Set exercise:
Find how many lines in the material contain "text"; your answer should be that number alone.

Provided information:
________

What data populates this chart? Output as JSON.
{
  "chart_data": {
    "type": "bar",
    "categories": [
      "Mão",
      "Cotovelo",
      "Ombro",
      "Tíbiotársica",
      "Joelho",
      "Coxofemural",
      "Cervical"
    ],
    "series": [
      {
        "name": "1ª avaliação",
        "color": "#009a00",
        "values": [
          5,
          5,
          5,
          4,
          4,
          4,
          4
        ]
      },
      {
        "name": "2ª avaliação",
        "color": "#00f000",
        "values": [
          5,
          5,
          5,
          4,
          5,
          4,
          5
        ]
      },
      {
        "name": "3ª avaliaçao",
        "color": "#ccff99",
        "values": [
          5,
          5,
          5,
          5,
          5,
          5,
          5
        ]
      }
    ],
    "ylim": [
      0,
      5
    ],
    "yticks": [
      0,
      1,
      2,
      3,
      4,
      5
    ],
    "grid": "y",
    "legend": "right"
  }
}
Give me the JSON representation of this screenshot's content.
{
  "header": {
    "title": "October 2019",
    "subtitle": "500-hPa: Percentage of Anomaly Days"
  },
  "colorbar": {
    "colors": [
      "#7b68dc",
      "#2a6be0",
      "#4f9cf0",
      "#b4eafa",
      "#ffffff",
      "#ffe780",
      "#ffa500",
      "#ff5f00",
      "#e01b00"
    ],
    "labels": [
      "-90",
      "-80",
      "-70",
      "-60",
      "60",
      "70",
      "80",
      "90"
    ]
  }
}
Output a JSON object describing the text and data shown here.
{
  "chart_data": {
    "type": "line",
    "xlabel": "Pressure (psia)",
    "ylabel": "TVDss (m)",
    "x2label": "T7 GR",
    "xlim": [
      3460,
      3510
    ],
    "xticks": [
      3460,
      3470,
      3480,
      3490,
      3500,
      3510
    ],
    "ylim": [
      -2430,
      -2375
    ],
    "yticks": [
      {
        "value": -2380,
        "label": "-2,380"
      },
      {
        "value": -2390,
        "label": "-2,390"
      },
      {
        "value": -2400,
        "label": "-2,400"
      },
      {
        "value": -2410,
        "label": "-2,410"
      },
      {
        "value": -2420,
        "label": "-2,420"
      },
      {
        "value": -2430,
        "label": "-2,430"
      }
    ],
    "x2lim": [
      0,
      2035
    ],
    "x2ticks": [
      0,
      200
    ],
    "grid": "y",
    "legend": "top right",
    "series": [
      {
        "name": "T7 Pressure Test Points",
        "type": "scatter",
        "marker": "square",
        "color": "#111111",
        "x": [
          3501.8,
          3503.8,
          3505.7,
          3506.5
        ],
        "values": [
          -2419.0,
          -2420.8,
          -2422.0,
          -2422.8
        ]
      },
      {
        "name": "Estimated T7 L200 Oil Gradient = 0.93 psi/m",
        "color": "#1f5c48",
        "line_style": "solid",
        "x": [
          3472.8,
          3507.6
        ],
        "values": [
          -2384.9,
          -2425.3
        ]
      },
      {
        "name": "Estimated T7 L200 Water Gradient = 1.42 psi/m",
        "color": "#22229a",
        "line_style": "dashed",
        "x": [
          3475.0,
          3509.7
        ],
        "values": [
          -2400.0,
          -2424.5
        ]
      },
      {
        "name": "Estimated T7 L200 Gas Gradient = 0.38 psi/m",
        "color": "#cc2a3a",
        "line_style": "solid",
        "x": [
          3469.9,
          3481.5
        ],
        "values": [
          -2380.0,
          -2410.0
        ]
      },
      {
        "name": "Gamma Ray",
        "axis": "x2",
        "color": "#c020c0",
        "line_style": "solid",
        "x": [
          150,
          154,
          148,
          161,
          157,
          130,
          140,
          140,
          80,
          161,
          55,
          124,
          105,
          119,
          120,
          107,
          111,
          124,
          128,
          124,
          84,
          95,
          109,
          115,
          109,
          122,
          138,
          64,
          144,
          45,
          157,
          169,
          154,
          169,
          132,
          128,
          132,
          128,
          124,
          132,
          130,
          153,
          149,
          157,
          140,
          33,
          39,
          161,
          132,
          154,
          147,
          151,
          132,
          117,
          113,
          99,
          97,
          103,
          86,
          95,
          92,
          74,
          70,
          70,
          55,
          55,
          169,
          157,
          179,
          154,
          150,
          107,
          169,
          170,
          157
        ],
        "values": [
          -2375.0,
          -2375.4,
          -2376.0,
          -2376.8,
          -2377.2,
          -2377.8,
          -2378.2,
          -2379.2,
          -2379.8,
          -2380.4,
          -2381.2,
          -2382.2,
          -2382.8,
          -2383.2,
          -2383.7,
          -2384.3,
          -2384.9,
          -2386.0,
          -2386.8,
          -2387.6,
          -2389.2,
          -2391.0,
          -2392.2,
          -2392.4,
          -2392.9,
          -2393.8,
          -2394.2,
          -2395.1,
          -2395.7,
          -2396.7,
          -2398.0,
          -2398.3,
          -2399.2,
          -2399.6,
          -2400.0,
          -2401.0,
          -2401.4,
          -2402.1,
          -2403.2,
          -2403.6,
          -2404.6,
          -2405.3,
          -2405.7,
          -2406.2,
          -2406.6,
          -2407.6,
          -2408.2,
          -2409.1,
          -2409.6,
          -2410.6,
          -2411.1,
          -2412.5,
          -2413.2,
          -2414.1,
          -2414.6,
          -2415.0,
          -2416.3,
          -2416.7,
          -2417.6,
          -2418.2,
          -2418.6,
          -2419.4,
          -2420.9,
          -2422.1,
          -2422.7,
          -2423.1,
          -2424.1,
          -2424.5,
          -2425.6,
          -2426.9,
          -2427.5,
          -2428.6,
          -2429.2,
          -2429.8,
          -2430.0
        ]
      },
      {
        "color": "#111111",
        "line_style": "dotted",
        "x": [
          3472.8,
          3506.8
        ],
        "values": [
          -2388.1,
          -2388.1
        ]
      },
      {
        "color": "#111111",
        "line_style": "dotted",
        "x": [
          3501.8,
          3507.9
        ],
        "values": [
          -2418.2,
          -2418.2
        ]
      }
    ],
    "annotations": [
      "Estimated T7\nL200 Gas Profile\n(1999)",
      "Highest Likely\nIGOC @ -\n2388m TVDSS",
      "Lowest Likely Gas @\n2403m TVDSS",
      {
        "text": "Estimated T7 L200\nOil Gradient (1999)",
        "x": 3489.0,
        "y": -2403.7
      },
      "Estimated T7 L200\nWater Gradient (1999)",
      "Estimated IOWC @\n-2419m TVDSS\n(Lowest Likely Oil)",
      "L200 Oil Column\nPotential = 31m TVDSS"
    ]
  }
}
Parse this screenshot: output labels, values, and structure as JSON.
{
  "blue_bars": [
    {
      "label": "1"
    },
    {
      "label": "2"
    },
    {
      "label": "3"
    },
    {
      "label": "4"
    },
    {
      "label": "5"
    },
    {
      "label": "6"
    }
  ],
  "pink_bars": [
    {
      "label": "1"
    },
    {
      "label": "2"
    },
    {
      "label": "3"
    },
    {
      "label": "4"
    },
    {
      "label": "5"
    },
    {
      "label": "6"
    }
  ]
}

________

Final result:
2